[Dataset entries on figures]
-- START --

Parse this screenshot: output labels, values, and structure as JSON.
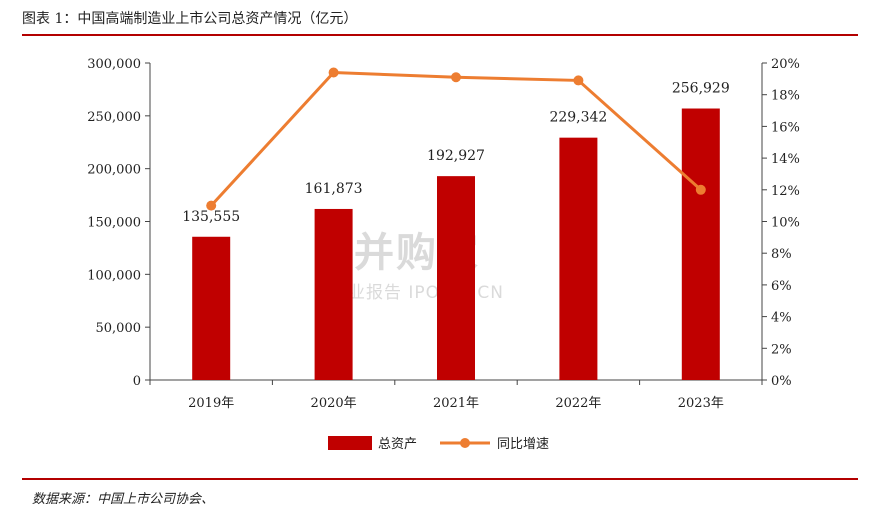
{
  "header": {
    "title": "图表 1：中国高端制造业上市公司总资产情况（亿元）"
  },
  "footer": {
    "source": "数据来源：中国上市公司协会、"
  },
  "watermark": {
    "brand": "并购家",
    "sub": "行业报告 IPOIPO.CN"
  },
  "chart_data": {
    "type": "bar",
    "categories": [
      "2019年",
      "2020年",
      "2021年",
      "2022年",
      "2023年"
    ],
    "series": [
      {
        "name": "总资产",
        "kind": "bar",
        "axis": "left",
        "color": "#c00000",
        "values": [
          135555,
          161873,
          192927,
          229342,
          256929
        ],
        "labels": [
          "135,555",
          "161,873",
          "192,927",
          "229,342",
          "256,929"
        ]
      },
      {
        "name": "同比增速",
        "kind": "line",
        "axis": "right",
        "color": "#ed7d31",
        "values": [
          0.11,
          0.194,
          0.191,
          0.189,
          0.12
        ]
      }
    ],
    "y_left": {
      "min": 0,
      "max": 300000,
      "step": 50000,
      "ticks": [
        "0",
        "50,000",
        "100,000",
        "150,000",
        "200,000",
        "250,000",
        "300,000"
      ]
    },
    "y_right": {
      "min": 0,
      "max": 0.2,
      "step": 0.02,
      "ticks": [
        "0%",
        "2%",
        "4%",
        "6%",
        "8%",
        "10%",
        "12%",
        "14%",
        "16%",
        "18%",
        "20%"
      ]
    },
    "grid": false,
    "legend": "bottom-center"
  }
}
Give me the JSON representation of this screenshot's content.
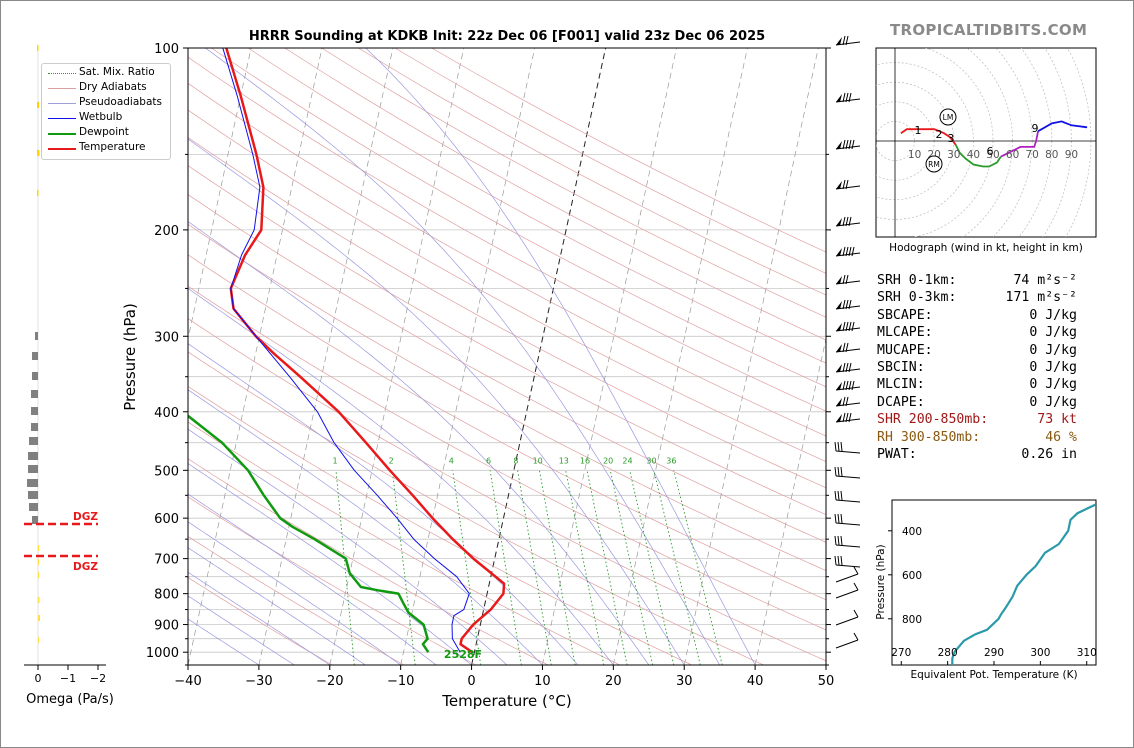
{
  "chart_data": [
    {
      "type": "skewt",
      "title": "HRRR Sounding at KDKB Init: 22z Dec 06 [F001] valid 23z Dec 06 2025",
      "xlabel": "Temperature (°C)",
      "ylabel": "Pressure (hPa)",
      "xlim": [
        -40,
        50
      ],
      "ylim": [
        1050,
        100
      ],
      "x_ticks": [
        -40,
        -30,
        -20,
        -10,
        0,
        10,
        20,
        30,
        40,
        50
      ],
      "x_tick_labels": [
        "−40",
        "−30",
        "−20",
        "−10",
        "0",
        "10",
        "20",
        "30",
        "40",
        "50"
      ],
      "y_ticks": [
        100,
        200,
        300,
        400,
        500,
        600,
        700,
        800,
        900,
        1000
      ],
      "legend": {
        "position": "top-left",
        "entries": [
          "Sat. Mix. Ratio",
          "Dry Adiabats",
          "Pseudoadiabats",
          "Wetbulb",
          "Dewpoint",
          "Temperature"
        ]
      },
      "mixing_ratio_labels": [
        "1",
        "2",
        "4",
        "6",
        "8",
        "10",
        "13",
        "16",
        "20",
        "24",
        "30",
        "36"
      ],
      "surface_label": "2528F",
      "series": [
        {
          "name": "Temperature",
          "color": "#e8191a",
          "points": [
            [
              1000,
              -0.3
            ],
            [
              970,
              -2.2
            ],
            [
              950,
              -2.2
            ],
            [
              900,
              -1.0
            ],
            [
              850,
              1.0
            ],
            [
              800,
              2.3
            ],
            [
              770,
              2.1
            ],
            [
              700,
              -3.0
            ],
            [
              650,
              -6.5
            ],
            [
              600,
              -10.0
            ],
            [
              550,
              -13.5
            ],
            [
              500,
              -17.5
            ],
            [
              450,
              -21.7
            ],
            [
              400,
              -26.5
            ],
            [
              350,
              -33.0
            ],
            [
              320,
              -37.5
            ],
            [
              300,
              -40.5
            ],
            [
              270,
              -44.5
            ],
            [
              250,
              -45.5
            ],
            [
              220,
              -44.5
            ],
            [
              200,
              -43.0
            ],
            [
              170,
              -44.0
            ],
            [
              150,
              -46.0
            ],
            [
              120,
              -50.0
            ],
            [
              100,
              -53.5
            ]
          ]
        },
        {
          "name": "Dewpoint",
          "color": "#0f9a0f",
          "points": [
            [
              1000,
              -6.5
            ],
            [
              970,
              -7.5
            ],
            [
              950,
              -7.0
            ],
            [
              900,
              -8.0
            ],
            [
              860,
              -10.5
            ],
            [
              830,
              -11.5
            ],
            [
              800,
              -12.5
            ],
            [
              790,
              -15.5
            ],
            [
              780,
              -18.0
            ],
            [
              740,
              -20.0
            ],
            [
              700,
              -21.0
            ],
            [
              650,
              -26.0
            ],
            [
              620,
              -29.5
            ],
            [
              600,
              -31.5
            ],
            [
              550,
              -34.5
            ],
            [
              500,
              -37.5
            ],
            [
              450,
              -42.0
            ],
            [
              400,
              -48.5
            ],
            [
              350,
              -54.0
            ],
            [
              320,
              -58.5
            ],
            [
              300,
              -60.5
            ],
            [
              270,
              -60.5
            ],
            [
              255,
              -64.0
            ],
            [
              240,
              -71.5
            ],
            [
              220,
              -80.0
            ],
            [
              200,
              -86.0
            ],
            [
              170,
              -89.0
            ],
            [
              150,
              -90.0
            ],
            [
              120,
              -92.0
            ],
            [
              100,
              -93.0
            ]
          ]
        },
        {
          "name": "Wetbulb",
          "color": "#1010e8",
          "points": [
            [
              1000,
              -2.0
            ],
            [
              950,
              -3.5
            ],
            [
              900,
              -4.0
            ],
            [
              870,
              -4.0
            ],
            [
              850,
              -2.8
            ],
            [
              800,
              -2.5
            ],
            [
              750,
              -4.8
            ],
            [
              700,
              -8.5
            ],
            [
              650,
              -12.0
            ],
            [
              600,
              -15.0
            ],
            [
              550,
              -18.5
            ],
            [
              500,
              -22.5
            ],
            [
              450,
              -26.2
            ],
            [
              400,
              -29.5
            ],
            [
              350,
              -34.5
            ],
            [
              300,
              -40.5
            ],
            [
              270,
              -44.5
            ],
            [
              250,
              -45.5
            ],
            [
              220,
              -45.0
            ],
            [
              200,
              -44.0
            ],
            [
              170,
              -44.5
            ],
            [
              150,
              -46.5
            ],
            [
              120,
              -50.5
            ],
            [
              100,
              -54.0
            ]
          ]
        }
      ]
    },
    {
      "type": "line",
      "title": "Hodograph (wind in kt, height in km)",
      "ring_labels": [
        "10",
        "20",
        "30",
        "40",
        "50",
        "60",
        "70",
        "80",
        "90"
      ],
      "height_labels": [
        "1",
        "2",
        "3",
        "6",
        "9"
      ],
      "markers": [
        "LM",
        "RM"
      ],
      "series": [
        {
          "name": "0-3 km",
          "color": "#e8191a",
          "points": [
            [
              3,
              4
            ],
            [
              6,
              6
            ],
            [
              10,
              6
            ],
            [
              15,
              6
            ],
            [
              20,
              6
            ],
            [
              25,
              4
            ],
            [
              28,
              2
            ],
            [
              31,
              -2
            ]
          ]
        },
        {
          "name": "3-6 km",
          "color": "#2a9a2a",
          "points": [
            [
              31,
              -2
            ],
            [
              33,
              -6
            ],
            [
              36,
              -9
            ],
            [
              40,
              -12
            ],
            [
              45,
              -13
            ],
            [
              48,
              -13
            ],
            [
              52,
              -11
            ],
            [
              54,
              -8
            ]
          ]
        },
        {
          "name": "6-9 km",
          "color": "#b020c0",
          "points": [
            [
              54,
              -8
            ],
            [
              60,
              -5
            ],
            [
              64,
              -3
            ],
            [
              68,
              -3
            ],
            [
              71,
              -3
            ],
            [
              72,
              0
            ],
            [
              73,
              5
            ]
          ]
        },
        {
          "name": "9+ km",
          "color": "#1010e8",
          "points": [
            [
              73,
              5
            ],
            [
              80,
              9
            ],
            [
              85,
              10
            ],
            [
              90,
              8
            ],
            [
              98,
              7
            ]
          ]
        }
      ]
    },
    {
      "type": "line",
      "xlabel": "Equivalent Pot. Temperature (K)",
      "ylabel": "Pressure (hPa)",
      "x_ticks": [
        270,
        280,
        290,
        300,
        310
      ],
      "y_ticks": [
        400,
        600,
        800
      ],
      "xlim": [
        268,
        312
      ],
      "ylim": [
        1010,
        260
      ],
      "series": [
        {
          "name": "Theta-e",
          "color": "#2a9aaa",
          "points": [
            [
              1010,
              281
            ],
            [
              980,
              281
            ],
            [
              950,
              281.5
            ],
            [
              900,
              283.5
            ],
            [
              870,
              286
            ],
            [
              850,
              288.5
            ],
            [
              820,
              290
            ],
            [
              800,
              291
            ],
            [
              780,
              291.5
            ],
            [
              750,
              292.5
            ],
            [
              700,
              294
            ],
            [
              650,
              295
            ],
            [
              600,
              297
            ],
            [
              560,
              299
            ],
            [
              500,
              301
            ],
            [
              460,
              304
            ],
            [
              400,
              306
            ],
            [
              350,
              306.5
            ],
            [
              320,
              308
            ],
            [
              300,
              310
            ],
            [
              280,
              312
            ]
          ]
        }
      ]
    },
    {
      "type": "bar",
      "xlabel": "Omega (Pa/s)",
      "x_ticks": [
        "0",
        "−1",
        "−2"
      ],
      "annotations": [
        "DGZ",
        "DGZ"
      ]
    }
  ],
  "brand": "TROPICALTIDBITS.COM",
  "stats": [
    {
      "key": "SRH 0-1km:",
      "value": "74 m²s⁻²",
      "color": "#000000"
    },
    {
      "key": "SRH 0-3km:",
      "value": "171 m²s⁻²",
      "color": "#000000"
    },
    {
      "key": "SBCAPE:",
      "value": "0 J/kg",
      "color": "#000000"
    },
    {
      "key": "MLCAPE:",
      "value": "0 J/kg",
      "color": "#000000"
    },
    {
      "key": "MUCAPE:",
      "value": "0 J/kg",
      "color": "#000000"
    },
    {
      "key": "SBCIN:",
      "value": "0 J/kg",
      "color": "#000000"
    },
    {
      "key": "MLCIN:",
      "value": "0 J/kg",
      "color": "#000000"
    },
    {
      "key": "DCAPE:",
      "value": "0 J/kg",
      "color": "#000000"
    },
    {
      "key": "SHR 200-850mb:",
      "value": "73 kt",
      "color": "#a01818"
    },
    {
      "key": "RH 300-850mb:",
      "value": "46 %",
      "color": "#8a5a10"
    },
    {
      "key": "PWAT:",
      "value": "0.26 in",
      "color": "#000000"
    }
  ]
}
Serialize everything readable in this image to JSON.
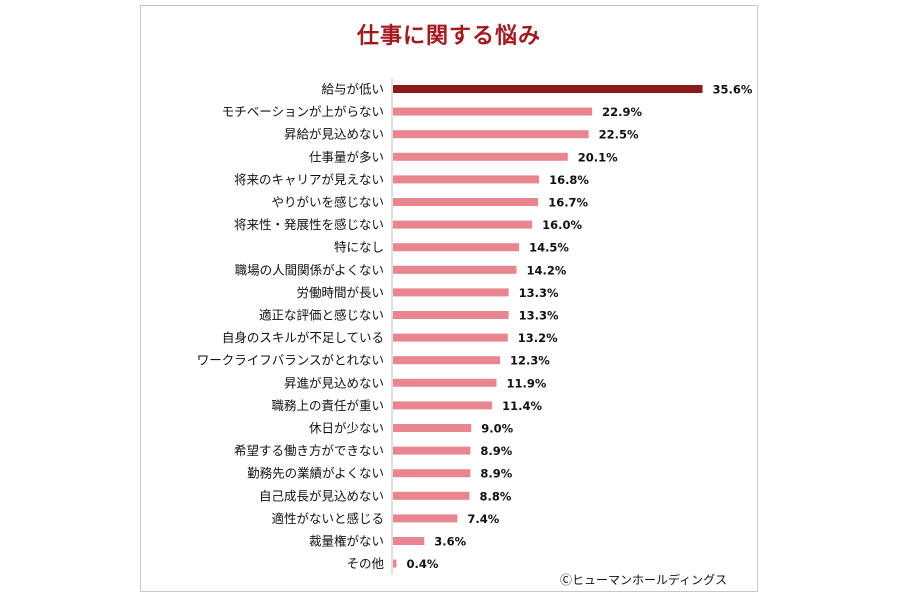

-- END --

YOUR TASK: From the records above, how many lines include the word "brand"? Only the number is wanted.

WRITTEN ANSWER: 2